Objective
Pick out each line with the word "会议上的讲话党建党委" from the material that follows.

○ ○ ○

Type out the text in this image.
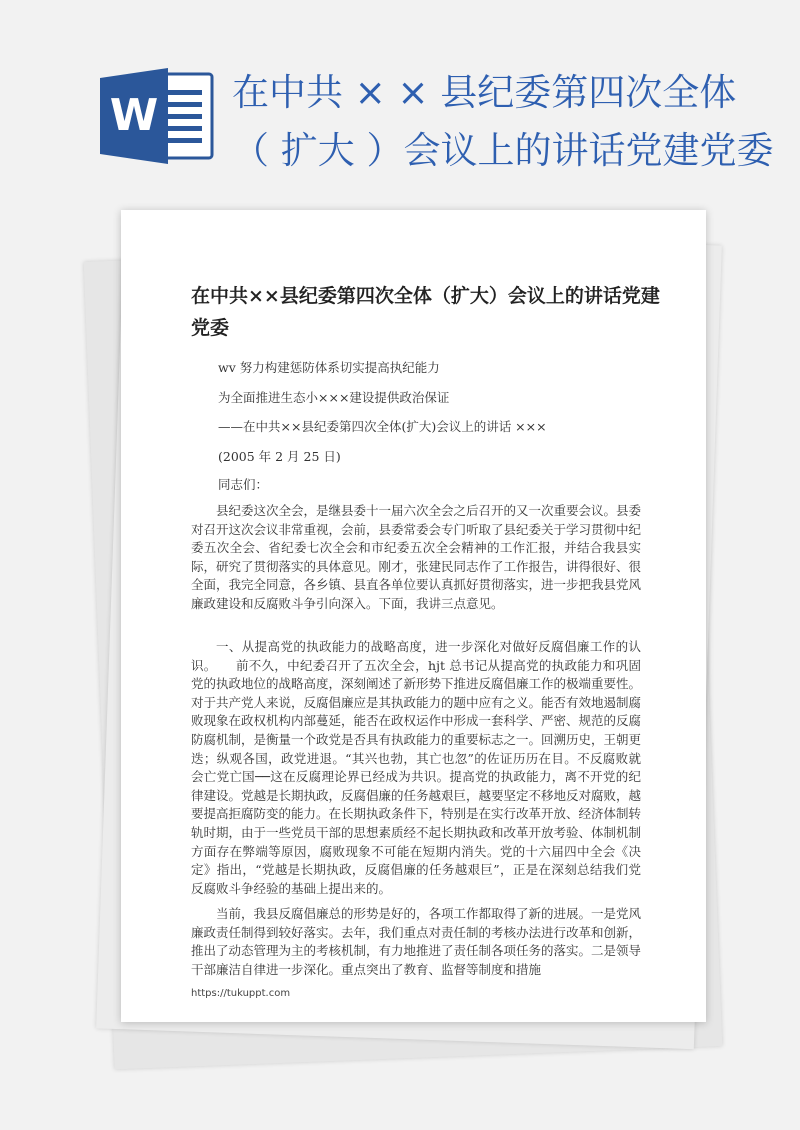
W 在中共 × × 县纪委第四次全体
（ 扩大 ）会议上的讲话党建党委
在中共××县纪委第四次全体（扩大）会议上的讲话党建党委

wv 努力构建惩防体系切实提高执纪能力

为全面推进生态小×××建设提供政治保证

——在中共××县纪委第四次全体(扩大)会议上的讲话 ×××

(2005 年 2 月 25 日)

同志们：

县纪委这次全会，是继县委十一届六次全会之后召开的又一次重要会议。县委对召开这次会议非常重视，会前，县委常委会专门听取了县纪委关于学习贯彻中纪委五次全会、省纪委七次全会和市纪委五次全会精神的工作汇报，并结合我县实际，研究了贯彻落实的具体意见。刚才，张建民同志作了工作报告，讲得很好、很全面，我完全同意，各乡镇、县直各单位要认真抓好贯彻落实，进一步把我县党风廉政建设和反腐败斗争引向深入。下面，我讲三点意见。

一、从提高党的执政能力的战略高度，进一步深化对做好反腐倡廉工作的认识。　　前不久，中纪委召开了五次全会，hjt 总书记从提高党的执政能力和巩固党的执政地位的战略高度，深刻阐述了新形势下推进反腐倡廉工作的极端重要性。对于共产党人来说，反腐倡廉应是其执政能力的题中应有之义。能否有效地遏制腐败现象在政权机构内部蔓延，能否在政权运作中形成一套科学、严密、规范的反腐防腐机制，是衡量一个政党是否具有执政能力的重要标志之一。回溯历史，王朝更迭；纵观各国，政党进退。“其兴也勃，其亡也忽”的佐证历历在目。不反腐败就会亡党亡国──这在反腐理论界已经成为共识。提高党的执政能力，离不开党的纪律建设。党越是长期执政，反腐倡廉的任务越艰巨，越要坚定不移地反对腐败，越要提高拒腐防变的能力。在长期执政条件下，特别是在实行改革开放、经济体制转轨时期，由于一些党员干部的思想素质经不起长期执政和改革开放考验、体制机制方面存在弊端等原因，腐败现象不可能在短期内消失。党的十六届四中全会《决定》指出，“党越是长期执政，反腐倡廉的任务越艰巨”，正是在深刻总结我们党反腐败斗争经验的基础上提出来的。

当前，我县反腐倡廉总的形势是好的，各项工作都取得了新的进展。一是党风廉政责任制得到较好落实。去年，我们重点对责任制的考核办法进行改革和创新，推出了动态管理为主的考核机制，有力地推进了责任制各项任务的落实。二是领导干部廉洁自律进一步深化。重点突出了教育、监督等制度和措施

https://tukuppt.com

○ ○ ○

Exercise result
（ 扩大 ）会议上的讲话党建党委
在中共××县纪委第四次全体（扩大）会议上的讲话党建党委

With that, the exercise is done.